* **Challenge**
Below is a block of records; reproduce all of them exactly and leave out any pictures.

==========

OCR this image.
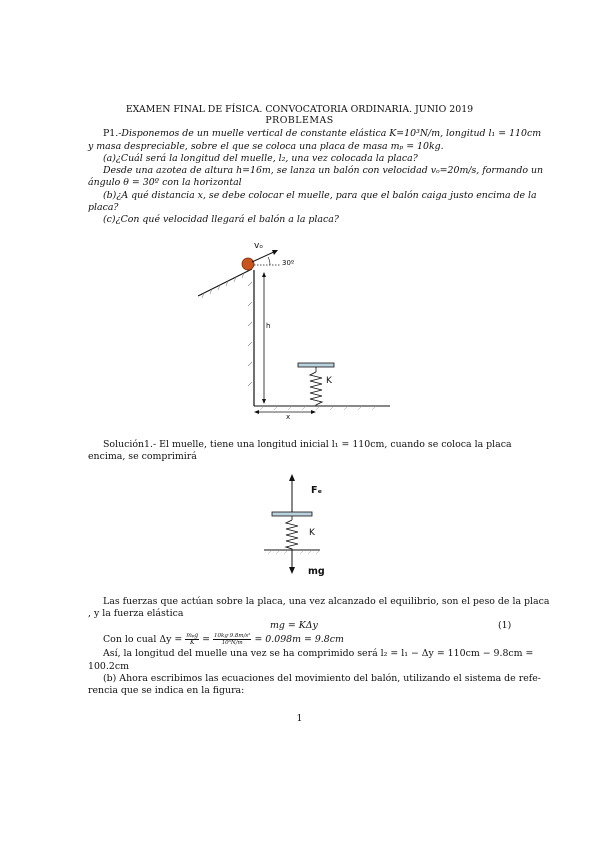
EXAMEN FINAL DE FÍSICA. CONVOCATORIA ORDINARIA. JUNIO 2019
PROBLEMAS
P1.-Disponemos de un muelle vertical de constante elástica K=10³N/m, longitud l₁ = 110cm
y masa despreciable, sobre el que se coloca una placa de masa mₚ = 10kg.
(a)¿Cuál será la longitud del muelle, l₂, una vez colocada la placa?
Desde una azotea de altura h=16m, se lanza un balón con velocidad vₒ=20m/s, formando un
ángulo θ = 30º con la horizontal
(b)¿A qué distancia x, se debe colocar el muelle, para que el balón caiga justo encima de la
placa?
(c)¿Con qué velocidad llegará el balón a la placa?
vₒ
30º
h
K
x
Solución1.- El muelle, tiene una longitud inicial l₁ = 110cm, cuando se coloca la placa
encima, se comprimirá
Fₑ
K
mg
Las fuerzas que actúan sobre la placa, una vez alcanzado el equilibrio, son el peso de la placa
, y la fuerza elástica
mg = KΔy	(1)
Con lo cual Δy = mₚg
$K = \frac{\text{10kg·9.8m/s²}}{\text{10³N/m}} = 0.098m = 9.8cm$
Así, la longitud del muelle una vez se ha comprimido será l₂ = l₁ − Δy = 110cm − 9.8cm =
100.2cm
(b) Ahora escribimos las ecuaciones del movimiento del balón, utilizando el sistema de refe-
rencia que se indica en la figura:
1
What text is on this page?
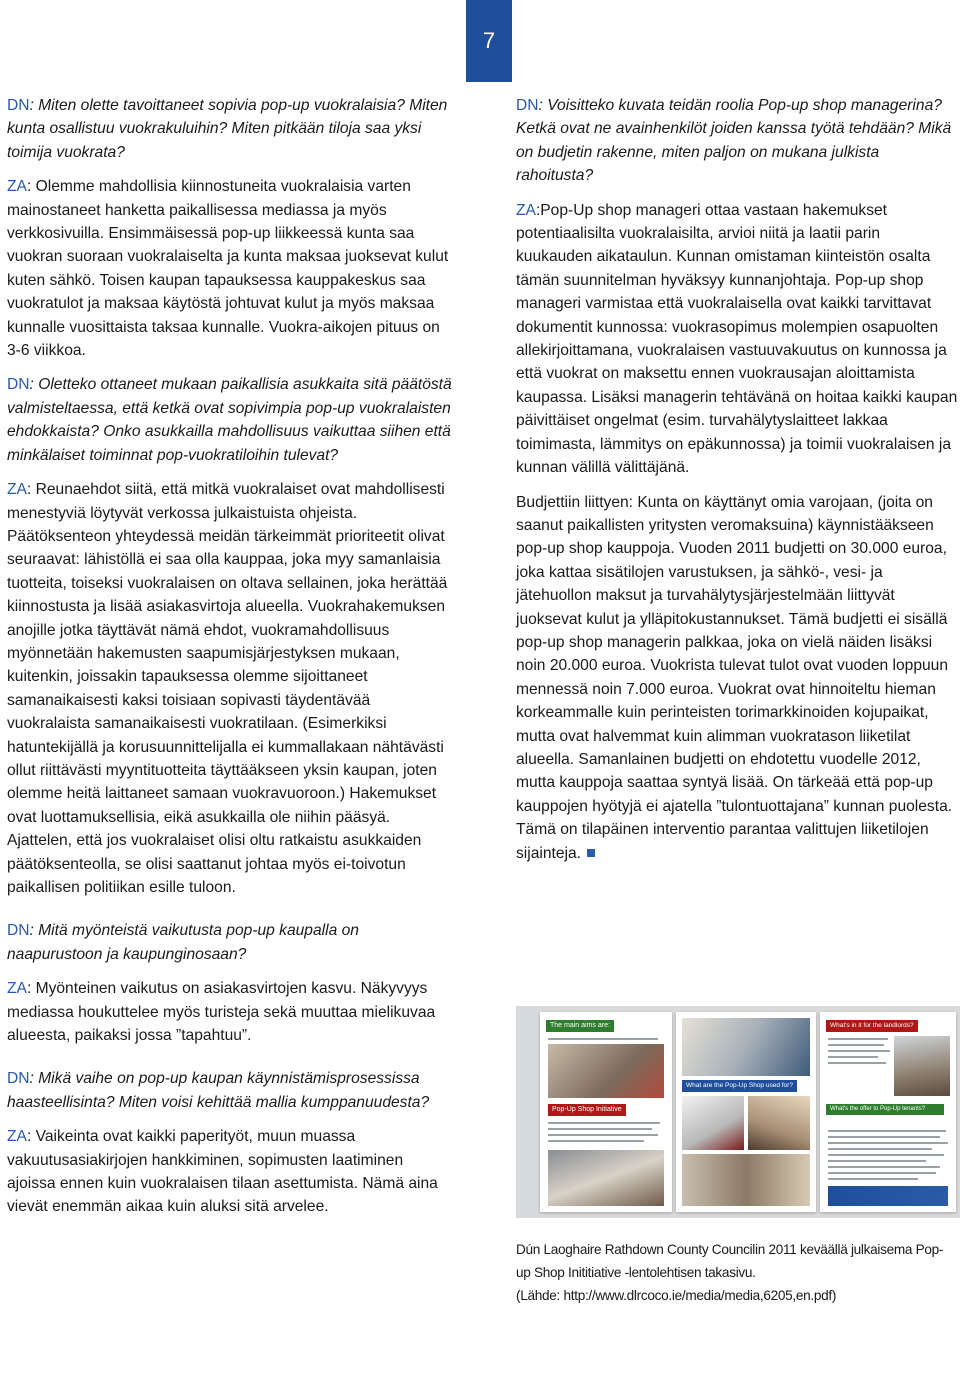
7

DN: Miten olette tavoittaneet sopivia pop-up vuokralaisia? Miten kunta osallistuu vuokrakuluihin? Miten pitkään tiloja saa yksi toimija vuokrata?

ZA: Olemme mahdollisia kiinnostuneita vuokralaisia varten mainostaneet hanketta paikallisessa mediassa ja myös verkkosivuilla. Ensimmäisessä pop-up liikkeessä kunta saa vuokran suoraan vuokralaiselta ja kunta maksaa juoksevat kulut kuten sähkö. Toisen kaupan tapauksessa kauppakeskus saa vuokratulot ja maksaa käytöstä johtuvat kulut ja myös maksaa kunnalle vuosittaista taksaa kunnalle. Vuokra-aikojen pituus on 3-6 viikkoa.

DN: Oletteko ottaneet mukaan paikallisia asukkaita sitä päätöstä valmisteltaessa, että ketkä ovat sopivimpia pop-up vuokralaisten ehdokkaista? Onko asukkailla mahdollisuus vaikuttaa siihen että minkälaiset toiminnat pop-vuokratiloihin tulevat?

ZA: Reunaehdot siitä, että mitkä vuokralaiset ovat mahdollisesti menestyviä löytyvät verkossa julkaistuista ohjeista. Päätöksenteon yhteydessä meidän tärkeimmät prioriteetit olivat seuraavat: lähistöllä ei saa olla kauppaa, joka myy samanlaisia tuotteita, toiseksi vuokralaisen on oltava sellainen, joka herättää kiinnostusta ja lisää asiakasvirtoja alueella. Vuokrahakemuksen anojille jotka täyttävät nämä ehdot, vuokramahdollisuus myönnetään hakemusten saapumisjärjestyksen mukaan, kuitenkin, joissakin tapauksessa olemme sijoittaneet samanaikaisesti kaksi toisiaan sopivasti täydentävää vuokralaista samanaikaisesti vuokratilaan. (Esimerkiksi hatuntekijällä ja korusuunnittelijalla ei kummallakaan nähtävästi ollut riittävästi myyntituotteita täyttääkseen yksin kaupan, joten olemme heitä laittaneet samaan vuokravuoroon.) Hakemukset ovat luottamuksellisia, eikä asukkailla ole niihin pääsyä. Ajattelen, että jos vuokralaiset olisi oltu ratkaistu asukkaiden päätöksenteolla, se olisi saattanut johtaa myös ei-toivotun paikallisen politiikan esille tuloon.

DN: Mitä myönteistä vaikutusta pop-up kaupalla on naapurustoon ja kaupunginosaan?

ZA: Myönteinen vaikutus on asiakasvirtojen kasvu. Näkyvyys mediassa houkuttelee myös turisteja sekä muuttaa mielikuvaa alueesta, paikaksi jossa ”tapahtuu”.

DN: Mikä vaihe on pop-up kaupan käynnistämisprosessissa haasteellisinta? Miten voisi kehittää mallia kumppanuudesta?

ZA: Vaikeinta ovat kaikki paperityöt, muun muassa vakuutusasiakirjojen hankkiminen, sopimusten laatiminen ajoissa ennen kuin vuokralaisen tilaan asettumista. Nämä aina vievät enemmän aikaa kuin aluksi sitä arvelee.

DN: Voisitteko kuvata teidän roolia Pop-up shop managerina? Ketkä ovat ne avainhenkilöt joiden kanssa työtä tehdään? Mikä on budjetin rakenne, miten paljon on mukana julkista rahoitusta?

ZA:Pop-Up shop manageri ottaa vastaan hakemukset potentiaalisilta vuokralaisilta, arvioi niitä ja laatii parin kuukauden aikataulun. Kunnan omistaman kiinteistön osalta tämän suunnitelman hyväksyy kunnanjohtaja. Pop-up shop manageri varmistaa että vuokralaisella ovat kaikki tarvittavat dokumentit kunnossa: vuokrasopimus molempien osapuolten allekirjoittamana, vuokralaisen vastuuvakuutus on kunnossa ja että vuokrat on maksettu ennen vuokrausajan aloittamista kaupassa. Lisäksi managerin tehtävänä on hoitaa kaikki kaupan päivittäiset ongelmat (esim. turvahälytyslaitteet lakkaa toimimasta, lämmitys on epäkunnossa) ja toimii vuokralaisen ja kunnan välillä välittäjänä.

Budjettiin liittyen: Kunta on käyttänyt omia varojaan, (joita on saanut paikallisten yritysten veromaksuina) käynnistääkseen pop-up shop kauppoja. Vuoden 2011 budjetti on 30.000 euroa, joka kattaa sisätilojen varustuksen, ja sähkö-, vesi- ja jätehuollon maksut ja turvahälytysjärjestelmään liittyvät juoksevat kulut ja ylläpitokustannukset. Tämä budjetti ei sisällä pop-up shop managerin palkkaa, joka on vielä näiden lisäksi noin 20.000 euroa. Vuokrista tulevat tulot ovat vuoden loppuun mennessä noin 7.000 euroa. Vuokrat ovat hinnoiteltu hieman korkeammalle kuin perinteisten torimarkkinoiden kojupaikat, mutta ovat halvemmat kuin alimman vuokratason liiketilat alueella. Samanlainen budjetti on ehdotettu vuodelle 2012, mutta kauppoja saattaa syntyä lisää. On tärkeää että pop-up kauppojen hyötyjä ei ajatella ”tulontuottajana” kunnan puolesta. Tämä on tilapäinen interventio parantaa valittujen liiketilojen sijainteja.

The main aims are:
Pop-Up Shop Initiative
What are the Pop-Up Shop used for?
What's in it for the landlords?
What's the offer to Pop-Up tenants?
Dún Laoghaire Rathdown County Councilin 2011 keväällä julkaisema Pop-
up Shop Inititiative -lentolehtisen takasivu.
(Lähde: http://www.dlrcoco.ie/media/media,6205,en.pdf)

==========

* **In response**
OCR this image.
EXAMEN FINAL DE FÍSICA. CONVOCATORIA ORDINARIA. JUNIO 2019
PROBLEMAS
P1.-Disponemos de un muelle vertical de constante elástica K=10³N/m, longitud l₁ = 110cm
y masa despreciable, sobre el que se coloca una placa de masa mₚ = 10kg.
(a)¿Cuál será la longitud del muelle, l₂, una vez colocada la placa?
Desde una azotea de altura h=16m, se lanza un balón con velocidad vₒ=20m/s, formando un
ángulo θ = 30º con la horizontal
(b)¿A qué distancia x, se debe colocar el muelle, para que el balón caiga justo encima de la
placa?
(c)¿Con qué velocidad llegará el balón a la placa?
vₒ
30º
h
K
x
Solución1.- El muelle, tiene una longitud inicial l₁ = 110cm, cuando se coloca la placa
encima, se comprimirá
Fₑ
K
mg
Las fuerzas que actúan sobre la placa, una vez alcanzado el equilibrio, son el peso de la placa
, y la fuerza elástica
mg = KΔy	(1)
Con lo cual Δy = mₚg
$K = \frac{\text{10kg·9.8m/s²}}{\text{10³N/m}} = 0.098m = 9.8cm$
Así, la longitud del muelle una vez se ha comprimido será l₂ = l₁ − Δy = 110cm − 9.8cm =
100.2cm
(b) Ahora escribimos las ecuaciones del movimiento del balón, utilizando el sistema de refe-
rencia que se indica en la figura:
1
What text is on this page?
7

DN: Miten olette tavoittaneet sopivia pop-up vuokralaisia? Miten kunta osallistuu vuokrakuluihin? Miten pitkään tiloja saa yksi toimija vuokrata?

ZA: Olemme mahdollisia kiinnostuneita vuokralaisia varten mainostaneet hanketta paikallisessa mediassa ja myös verkkosivuilla. Ensimmäisessä pop-up liikkeessä kunta saa vuokran suoraan vuokralaiselta ja kunta maksaa juoksevat kulut kuten sähkö. Toisen kaupan tapauksessa kauppakeskus saa vuokratulot ja maksaa käytöstä johtuvat kulut ja myös maksaa kunnalle vuosittaista taksaa kunnalle. Vuokra-aikojen pituus on 3-6 viikkoa.

DN: Oletteko ottaneet mukaan paikallisia asukkaita sitä päätöstä valmisteltaessa, että ketkä ovat sopivimpia pop-up vuokralaisten ehdokkaista? Onko asukkailla mahdollisuus vaikuttaa siihen että minkälaiset toiminnat pop-vuokratiloihin tulevat?

ZA: Reunaehdot siitä, että mitkä vuokralaiset ovat mahdollisesti menestyviä löytyvät verkossa julkaistuista ohjeista. Päätöksenteon yhteydessä meidän tärkeimmät prioriteetit olivat seuraavat: lähistöllä ei saa olla kauppaa, joka myy samanlaisia tuotteita, toiseksi vuokralaisen on oltava sellainen, joka herättää kiinnostusta ja lisää asiakasvirtoja alueella. Vuokrahakemuksen anojille jotka täyttävät nämä ehdot, vuokramahdollisuus myönnetään hakemusten saapumisjärjestyksen mukaan, kuitenkin, joissakin tapauksessa olemme sijoittaneet samanaikaisesti kaksi toisiaan sopivasti täydentävää vuokralaista samanaikaisesti vuokratilaan. (Esimerkiksi hatuntekijällä ja korusuunnittelijalla ei kummallakaan nähtävästi ollut riittävästi myyntituotteita täyttääkseen yksin kaupan, joten olemme heitä laittaneet samaan vuokravuoroon.) Hakemukset ovat luottamuksellisia, eikä asukkailla ole niihin pääsyä. Ajattelen, että jos vuokralaiset olisi oltu ratkaistu asukkaiden päätöksenteolla, se olisi saattanut johtaa myös ei-toivotun paikallisen politiikan esille tuloon.

DN: Mitä myönteistä vaikutusta pop-up kaupalla on naapurustoon ja kaupunginosaan?

ZA: Myönteinen vaikutus on asiakasvirtojen kasvu. Näkyvyys mediassa houkuttelee myös turisteja sekä muuttaa mielikuvaa alueesta, paikaksi jossa ”tapahtuu”.

DN: Mikä vaihe on pop-up kaupan käynnistämisprosessissa haasteellisinta? Miten voisi kehittää mallia kumppanuudesta?

ZA: Vaikeinta ovat kaikki paperityöt, muun muassa vakuutusasiakirjojen hankkiminen, sopimusten laatiminen ajoissa ennen kuin vuokralaisen tilaan asettumista. Nämä aina vievät enemmän aikaa kuin aluksi sitä arvelee.

DN: Voisitteko kuvata teidän roolia Pop-up shop managerina? Ketkä ovat ne avainhenkilöt joiden kanssa työtä tehdään? Mikä on budjetin rakenne, miten paljon on mukana julkista rahoitusta?

ZA:Pop-Up shop manageri ottaa vastaan hakemukset potentiaalisilta vuokralaisilta, arvioi niitä ja laatii parin kuukauden aikataulun. Kunnan omistaman kiinteistön osalta tämän suunnitelman hyväksyy kunnanjohtaja. Pop-up shop manageri varmistaa että vuokralaisella ovat kaikki tarvittavat dokumentit kunnossa: vuokrasopimus molempien osapuolten allekirjoittamana, vuokralaisen vastuuvakuutus on kunnossa ja että vuokrat on maksettu ennen vuokrausajan aloittamista kaupassa. Lisäksi managerin tehtävänä on hoitaa kaikki kaupan päivittäiset ongelmat (esim. turvahälytyslaitteet lakkaa toimimasta, lämmitys on epäkunnossa) ja toimii vuokralaisen ja kunnan välillä välittäjänä.

Budjettiin liittyen: Kunta on käyttänyt omia varojaan, (joita on saanut paikallisten yritysten veromaksuina) käynnistääkseen pop-up shop kauppoja. Vuoden 2011 budjetti on 30.000 euroa, joka kattaa sisätilojen varustuksen, ja sähkö-, vesi- ja jätehuollon maksut ja turvahälytysjärjestelmään liittyvät juoksevat kulut ja ylläpitokustannukset. Tämä budjetti ei sisällä pop-up shop managerin palkkaa, joka on vielä näiden lisäksi noin 20.000 euroa. Vuokrista tulevat tulot ovat vuoden loppuun mennessä noin 7.000 euroa. Vuokrat ovat hinnoiteltu hieman korkeammalle kuin perinteisten torimarkkinoiden kojupaikat, mutta ovat halvemmat kuin alimman vuokratason liiketilat alueella. Samanlainen budjetti on ehdotettu vuodelle 2012, mutta kauppoja saattaa syntyä lisää. On tärkeää että pop-up kauppojen hyötyjä ei ajatella ”tulontuottajana” kunnan puolesta. Tämä on tilapäinen interventio parantaa valittujen liiketilojen sijainteja.

The main aims are:
Pop-Up Shop Initiative
What are the Pop-Up Shop used for?
What's in it for the landlords?
What's the offer to Pop-Up tenants?
Dún Laoghaire Rathdown County Councilin 2011 keväällä julkaisema Pop-
up Shop Inititiative -lentolehtisen takasivu.
(Lähde: http://www.dlrcoco.ie/media/media,6205,en.pdf)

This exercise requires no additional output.